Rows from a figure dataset
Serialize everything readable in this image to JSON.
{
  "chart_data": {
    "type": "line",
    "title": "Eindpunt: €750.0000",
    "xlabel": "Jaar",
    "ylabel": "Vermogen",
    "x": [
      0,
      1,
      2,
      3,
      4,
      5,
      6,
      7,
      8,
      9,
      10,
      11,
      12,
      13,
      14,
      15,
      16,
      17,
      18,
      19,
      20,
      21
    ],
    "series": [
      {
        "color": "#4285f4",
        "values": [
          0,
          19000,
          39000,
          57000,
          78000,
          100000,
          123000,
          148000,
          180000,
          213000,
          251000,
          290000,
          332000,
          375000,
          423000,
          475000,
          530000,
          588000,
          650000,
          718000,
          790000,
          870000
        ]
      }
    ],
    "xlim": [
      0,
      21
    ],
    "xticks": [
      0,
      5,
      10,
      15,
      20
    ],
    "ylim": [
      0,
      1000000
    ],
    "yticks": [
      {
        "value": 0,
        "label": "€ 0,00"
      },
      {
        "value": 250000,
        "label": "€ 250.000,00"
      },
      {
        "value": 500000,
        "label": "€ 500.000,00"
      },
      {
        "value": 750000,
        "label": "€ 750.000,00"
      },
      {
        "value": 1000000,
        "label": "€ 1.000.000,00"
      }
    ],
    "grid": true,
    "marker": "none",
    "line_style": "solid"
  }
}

# [EXERCISE]
Print out every entry, keeping each one exact.

# [OUTPUT FOR THIS TASK]
Serialize everything readable in this image to JSON.
{
  "chart_data": {
    "type": "line",
    "title": "Eindpunt: €750.0000",
    "xlabel": "Jaar",
    "ylabel": "Vermogen",
    "x": [
      0,
      1,
      2,
      3,
      4,
      5,
      6,
      7,
      8,
      9,
      10,
      11,
      12,
      13,
      14,
      15,
      16,
      17,
      18,
      19,
      20,
      21
    ],
    "series": [
      {
        "color": "#4285f4",
        "values": [
          0,
          19000,
          39000,
          57000,
          78000,
          100000,
          123000,
          148000,
          180000,
          213000,
          251000,
          290000,
          332000,
          375000,
          423000,
          475000,
          530000,
          588000,
          650000,
          718000,
          790000,
          870000
        ]
      }
    ],
    "xlim": [
      0,
      21
    ],
    "xticks": [
      0,
      5,
      10,
      15,
      20
    ],
    "ylim": [
      0,
      1000000
    ],
    "yticks": [
      {
        "value": 0,
        "label": "€ 0,00"
      },
      {
        "value": 250000,
        "label": "€ 250.000,00"
      },
      {
        "value": 500000,
        "label": "€ 500.000,00"
      },
      {
        "value": 750000,
        "label": "€ 750.000,00"
      },
      {
        "value": 1000000,
        "label": "€ 1.000.000,00"
      }
    ],
    "grid": true,
    "marker": "none",
    "line_style": "solid"
  }
}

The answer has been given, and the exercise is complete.